■ Recorded data:
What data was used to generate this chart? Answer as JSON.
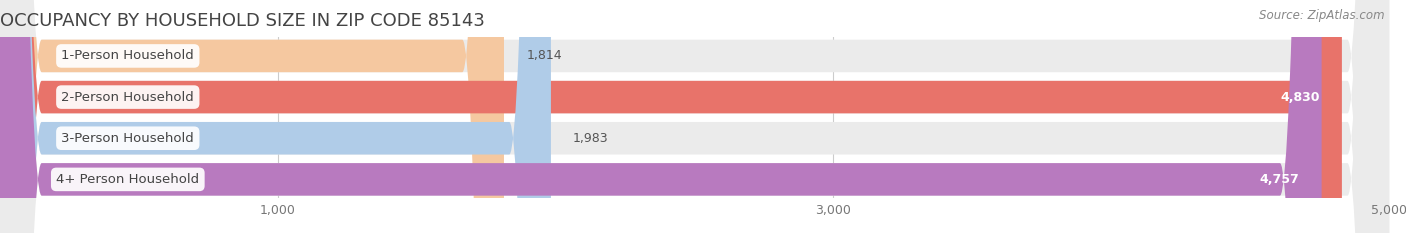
{
  "title": "OCCUPANCY BY HOUSEHOLD SIZE IN ZIP CODE 85143",
  "source": "Source: ZipAtlas.com",
  "categories": [
    "1-Person Household",
    "2-Person Household",
    "3-Person Household",
    "4+ Person Household"
  ],
  "values": [
    1814,
    4830,
    1983,
    4757
  ],
  "bar_colors": [
    "#f5c8a0",
    "#e8736a",
    "#b0cce8",
    "#b87abf"
  ],
  "value_labels": [
    "1,814",
    "4,830",
    "1,983",
    "4,757"
  ],
  "value_inside": [
    false,
    true,
    false,
    true
  ],
  "xlim_min": 0,
  "xlim_max": 5000,
  "xtick_positions": [
    1000,
    3000,
    5000
  ],
  "xtick_labels": [
    "1,000",
    "3,000",
    "5,000"
  ],
  "background_color": "#ffffff",
  "bar_bg_color": "#ebebeb",
  "title_fontsize": 13,
  "label_fontsize": 9.5,
  "value_fontsize": 9,
  "source_fontsize": 8.5,
  "title_color": "#444444",
  "source_color": "#888888",
  "label_text_color": "#444444",
  "grid_color": "#cccccc"
}
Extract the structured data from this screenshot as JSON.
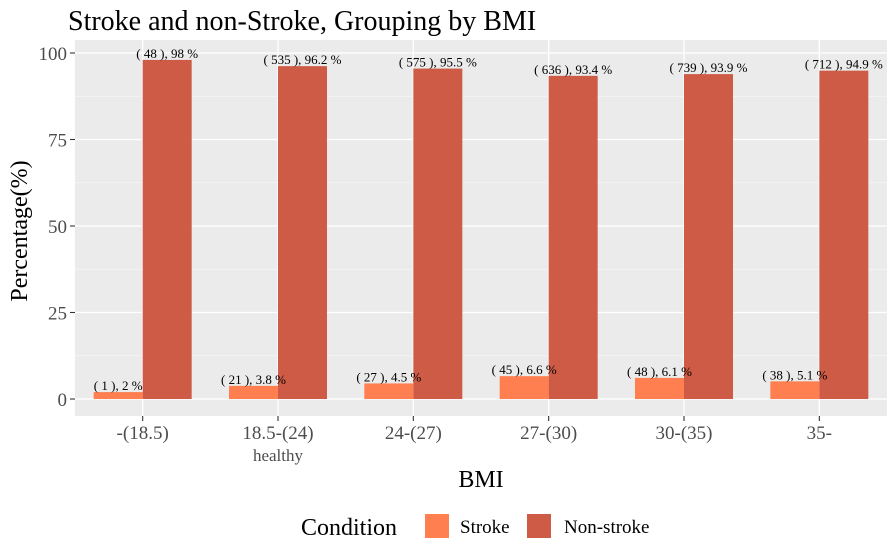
{
  "chart_data": {
    "type": "bar",
    "title": "Stroke and non-Stroke, Grouping by BMI",
    "xlabel": "BMI",
    "ylabel": "Percentage(%)",
    "categories": [
      "-(18.5)",
      "18.5-(24)",
      "24-(27)",
      "27-(30)",
      "30-(35)",
      "35-"
    ],
    "category_sublabels": [
      "",
      "healthy",
      "",
      "",
      "",
      ""
    ],
    "yticks": [
      0,
      25,
      50,
      75,
      100
    ],
    "ylim": [
      0,
      104
    ],
    "grid": true,
    "legend": {
      "title": "Condition",
      "position": "bottom"
    },
    "series": [
      {
        "name": "Stroke",
        "color": "#FF7F50",
        "values": [
          2,
          3.8,
          4.5,
          6.6,
          6.1,
          5.1
        ],
        "labels": [
          "( 1 ), 2 %",
          "( 21 ), 3.8 %",
          "( 27 ), 4.5 %",
          "( 45 ), 6.6 %",
          "( 48 ), 6.1 %",
          "( 38 ), 5.1 %"
        ]
      },
      {
        "name": "Non-stroke",
        "color": "#CD5B45",
        "values": [
          98,
          96.2,
          95.5,
          93.4,
          93.9,
          94.9
        ],
        "labels": [
          "( 48 ), 98 %",
          "( 535 ), 96.2 %",
          "( 575 ), 95.5 %",
          "( 636 ), 93.4 %",
          "( 739 ), 93.9 %",
          "( 712 ), 94.9 %"
        ]
      }
    ]
  }
}
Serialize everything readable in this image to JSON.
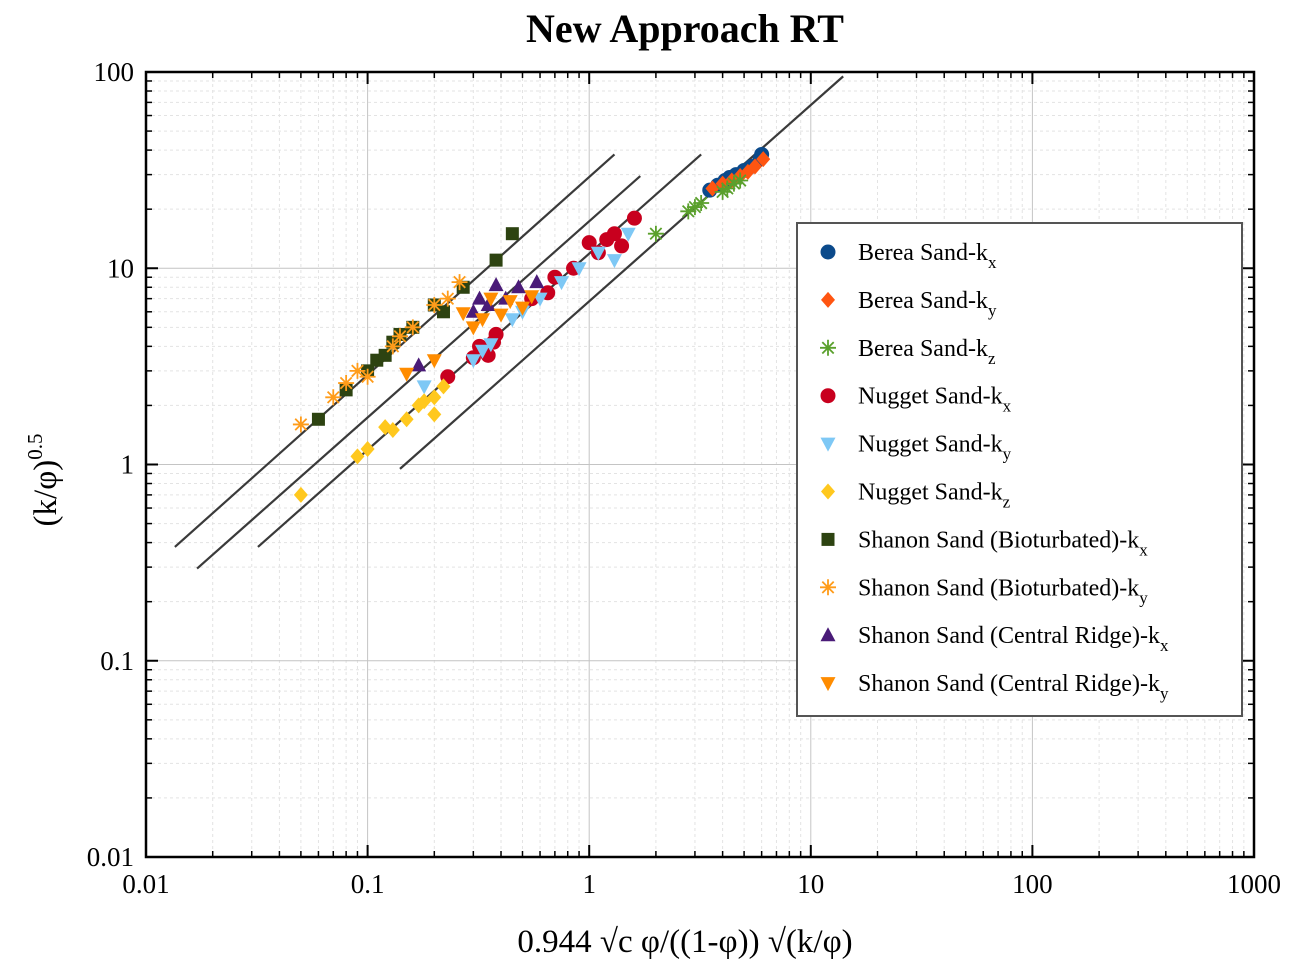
{
  "chart_data": {
    "type": "scatter",
    "title": "New Approach RT",
    "xlabel": "0.944 √c  φ/((1-φ)) √(k/φ)",
    "ylabel": {
      "main": "(k/φ)",
      "sup": "0.5"
    },
    "x_scale": "log",
    "y_scale": "log",
    "xlim": [
      0.01,
      1000
    ],
    "ylim": [
      0.01,
      100
    ],
    "x_ticks": [
      {
        "v": 0.01,
        "label": "0.01"
      },
      {
        "v": 0.1,
        "label": "0.1"
      },
      {
        "v": 1,
        "label": "1"
      },
      {
        "v": 10,
        "label": "10"
      },
      {
        "v": 100,
        "label": "100"
      },
      {
        "v": 1000,
        "label": "1000"
      }
    ],
    "y_ticks": [
      {
        "v": 0.01,
        "label": "0.01"
      },
      {
        "v": 0.1,
        "label": "0.1"
      },
      {
        "v": 1,
        "label": "1"
      },
      {
        "v": 10,
        "label": "10"
      },
      {
        "v": 100,
        "label": "100"
      }
    ],
    "grid": true,
    "legend_position": "right",
    "lines": [
      {
        "x": [
          0.0135,
          1.3
        ],
        "y": [
          0.38,
          38
        ]
      },
      {
        "x": [
          0.017,
          1.7
        ],
        "y": [
          0.295,
          29.5
        ]
      },
      {
        "x": [
          0.032,
          3.2
        ],
        "y": [
          0.38,
          38
        ]
      },
      {
        "x": [
          0.14,
          14
        ],
        "y": [
          0.95,
          95
        ]
      }
    ],
    "series": [
      {
        "name": "Berea Sand-k",
        "sub": "x",
        "marker": "circle",
        "color": "#0b4a8b",
        "x": [
          3.5,
          3.8,
          4.1,
          4.3,
          4.6,
          5.0,
          5.4,
          5.9,
          6.0
        ],
        "y": [
          25,
          26.5,
          28,
          29,
          30,
          31.5,
          33,
          36,
          38
        ]
      },
      {
        "name": "Berea Sand-k",
        "sub": "y",
        "marker": "diamond",
        "color": "#ff5511",
        "x": [
          3.6,
          4.0,
          4.4,
          4.8,
          5.2,
          5.6,
          6.1
        ],
        "y": [
          25.5,
          27,
          28,
          29.5,
          31,
          33,
          36
        ]
      },
      {
        "name": "Berea Sand-k",
        "sub": "z",
        "marker": "asterisk",
        "color": "#5aa02c",
        "x": [
          2.0,
          2.8,
          3.0,
          3.2,
          4.0,
          4.2,
          4.5,
          4.8
        ],
        "y": [
          15,
          19.5,
          20.5,
          21.5,
          24.5,
          25.5,
          27,
          28
        ]
      },
      {
        "name": "Nugget Sand-k",
        "sub": "x",
        "marker": "circle",
        "color": "#c8001e",
        "x": [
          0.23,
          0.3,
          0.32,
          0.35,
          0.37,
          0.38,
          0.55,
          0.65,
          0.7,
          0.85,
          1.0,
          1.1,
          1.2,
          1.3,
          1.4,
          1.6
        ],
        "y": [
          2.8,
          3.5,
          4.0,
          3.6,
          4.2,
          4.6,
          7.0,
          7.5,
          9.0,
          10,
          13.5,
          12,
          14,
          15,
          13,
          18
        ]
      },
      {
        "name": "Nugget Sand-k",
        "sub": "y",
        "marker": "triangle-down",
        "color": "#7ec8f5",
        "x": [
          0.18,
          0.3,
          0.33,
          0.36,
          0.45,
          0.5,
          0.6,
          0.75,
          0.9,
          1.1,
          1.3,
          1.5
        ],
        "y": [
          2.5,
          3.4,
          3.8,
          4.1,
          5.5,
          6.0,
          7.0,
          8.5,
          10,
          12,
          11,
          15
        ]
      },
      {
        "name": "Nugget Sand-k",
        "sub": "z",
        "marker": "diamond",
        "color": "#ffc81e",
        "x": [
          0.05,
          0.09,
          0.1,
          0.12,
          0.13,
          0.15,
          0.17,
          0.18,
          0.2,
          0.2,
          0.22
        ],
        "y": [
          0.7,
          1.1,
          1.2,
          1.55,
          1.5,
          1.7,
          2.0,
          2.1,
          1.8,
          2.2,
          2.5
        ]
      },
      {
        "name": "Shanon Sand (Bioturbated)-k",
        "sub": "x",
        "marker": "square",
        "color": "#2d4311",
        "x": [
          0.06,
          0.08,
          0.1,
          0.11,
          0.12,
          0.13,
          0.14,
          0.16,
          0.2,
          0.22,
          0.27,
          0.38,
          0.45
        ],
        "y": [
          1.7,
          2.4,
          3.0,
          3.4,
          3.6,
          4.2,
          4.6,
          5.0,
          6.5,
          6.0,
          8.0,
          11,
          15
        ]
      },
      {
        "name": "Shanon Sand (Bioturbated)-k",
        "sub": "y",
        "marker": "asterisk",
        "color": "#ff9c1a",
        "x": [
          0.05,
          0.07,
          0.08,
          0.09,
          0.1,
          0.13,
          0.14,
          0.16,
          0.2,
          0.23,
          0.26
        ],
        "y": [
          1.6,
          2.2,
          2.6,
          3.0,
          2.8,
          4.0,
          4.5,
          5.0,
          6.5,
          7.0,
          8.5
        ]
      },
      {
        "name": "Shanon Sand (Central Ridge)-k",
        "sub": "x",
        "marker": "triangle-up",
        "color": "#4a1b78",
        "x": [
          0.17,
          0.3,
          0.32,
          0.35,
          0.38,
          0.42,
          0.48,
          0.58
        ],
        "y": [
          3.2,
          6.0,
          7.0,
          6.5,
          8.2,
          7.0,
          8.0,
          8.5
        ]
      },
      {
        "name": "Shanon Sand (Central Ridge)-k",
        "sub": "y",
        "marker": "triangle-down",
        "color": "#ff8c00",
        "x": [
          0.15,
          0.2,
          0.27,
          0.3,
          0.33,
          0.36,
          0.4,
          0.44,
          0.5,
          0.55
        ],
        "y": [
          2.9,
          3.4,
          5.9,
          5.0,
          5.5,
          7.0,
          5.8,
          6.8,
          6.3,
          7.2
        ]
      }
    ]
  }
}
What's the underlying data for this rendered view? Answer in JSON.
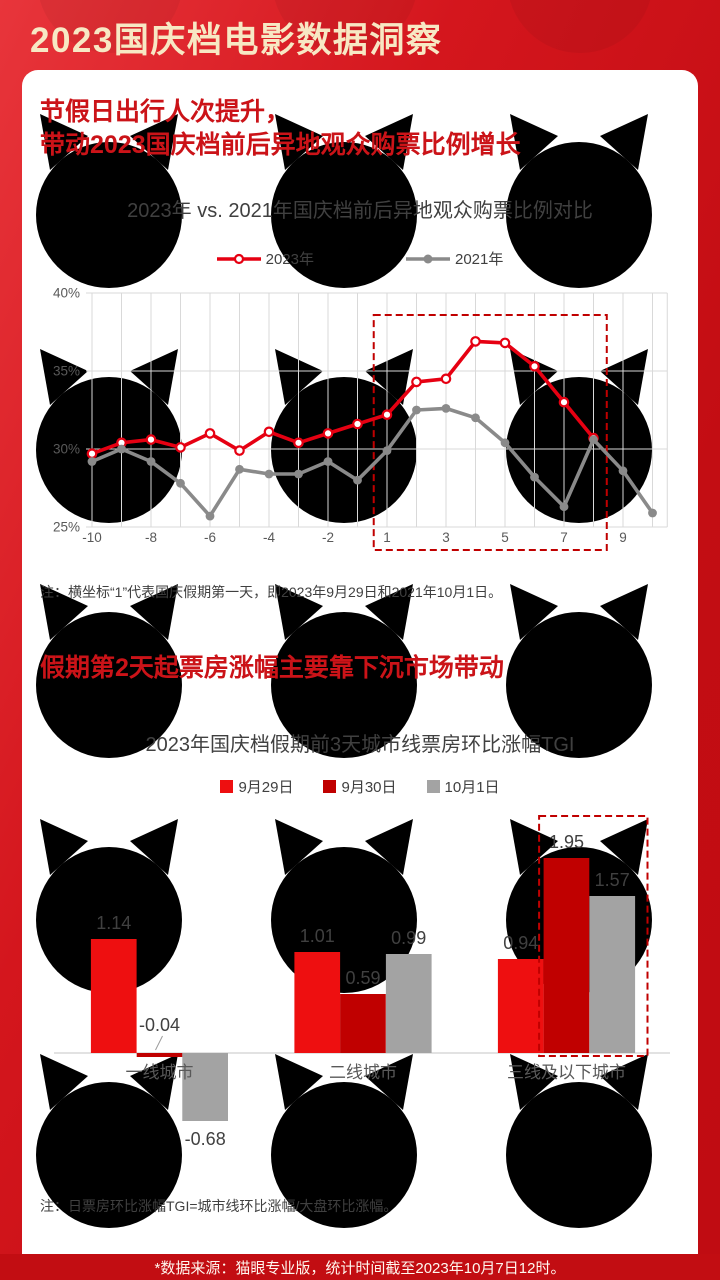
{
  "page": {
    "title": "2023国庆档电影数据洞察",
    "footer": "*数据来源：猫眼专业版，统计时间截至2023年10月7日12时。"
  },
  "icons": {
    "watermark": "maoyan-cat-face",
    "legend_2023_marker": "red-line-open-circle",
    "legend_2021_marker": "gray-line-dot"
  },
  "colors": {
    "background_red": "#d4161d",
    "header_title": "#f7e8c4",
    "heading_red": "#cb1318",
    "series_2023_red": "#e60012",
    "series_2021_gray": "#8a8a8a",
    "bar_red": "#ee0f10",
    "bar_dark_red": "#c00000",
    "bar_gray": "#a3a3a3",
    "grid": "#d9d9d9",
    "highlight_box": "#c00000",
    "footer_band": "#c20d12"
  },
  "section1": {
    "heading_line1": "节假日出行人次提升，",
    "heading_line2": "带动2023国庆档前后异地观众购票比例增长",
    "note": "注：横坐标“1”代表国庆假期第一天，即2023年9月29日和2021年10月1日。"
  },
  "section2": {
    "heading": "假期第2天起票房涨幅主要靠下沉市场带动",
    "note": "注：日票房环比涨幅TGI=城市线环比涨幅/大盘环比涨幅。"
  },
  "chart_data": [
    {
      "type": "line",
      "title": "2023年 vs. 2021年国庆档前后异地观众购票比例对比",
      "legend_position": "top",
      "grid": true,
      "grid_color": "#d9d9d9",
      "x": [
        -10,
        -9,
        -8,
        -7,
        -6,
        -5,
        -4,
        -3,
        -2,
        -1,
        1,
        2,
        3,
        4,
        5,
        6,
        7,
        8,
        9,
        10
      ],
      "x_ticks": [
        -10,
        -8,
        -6,
        -4,
        -2,
        1,
        3,
        5,
        7,
        9
      ],
      "ylim": [
        25,
        40
      ],
      "y_ticks": [
        {
          "v": 40,
          "label": "40%"
        },
        {
          "v": 35,
          "label": "35%"
        },
        {
          "v": 30,
          "label": "30%"
        },
        {
          "v": 25,
          "label": "25%"
        }
      ],
      "series": [
        {
          "name": "2023年",
          "color": "#e60012",
          "marker": "open-circle",
          "values": [
            29.7,
            30.4,
            30.6,
            30.1,
            31.0,
            29.9,
            31.1,
            30.4,
            31.0,
            31.6,
            32.2,
            34.3,
            34.5,
            36.9,
            36.8,
            35.3,
            33.0,
            30.7,
            null,
            null
          ]
        },
        {
          "name": "2021年",
          "color": "#8a8a8a",
          "marker": "dot",
          "values": [
            29.2,
            30.0,
            29.2,
            27.8,
            25.7,
            28.7,
            28.4,
            28.4,
            29.2,
            28.0,
            29.9,
            32.5,
            32.6,
            32.0,
            30.4,
            28.2,
            26.3,
            30.6,
            28.6,
            25.9
          ]
        }
      ],
      "highlight_box": {
        "from_x": 1,
        "to_x": 8,
        "color": "#c00000",
        "style": "dashed"
      }
    },
    {
      "type": "bar",
      "title": "2023年国庆档假期前3天城市线票房环比涨幅TGI",
      "legend_position": "top",
      "grid": false,
      "categories": [
        "一线城市",
        "二线城市",
        "三线及以下城市"
      ],
      "series": [
        {
          "name": "9月29日",
          "color": "#ee0f10",
          "values": [
            1.14,
            1.01,
            0.94
          ]
        },
        {
          "name": "9月30日",
          "color": "#c00000",
          "values": [
            -0.04,
            0.59,
            1.95
          ]
        },
        {
          "name": "10月1日",
          "color": "#a3a3a3",
          "values": [
            -0.68,
            0.99,
            1.57
          ]
        }
      ],
      "highlight_box": {
        "category": "三线及以下城市",
        "series": [
          "9月30日",
          "10月1日"
        ],
        "color": "#c00000",
        "style": "dashed"
      }
    }
  ]
}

■ What is required: Report how many lines in the listing above include the word "this". Give nothing but the number.

■ Task answer: 4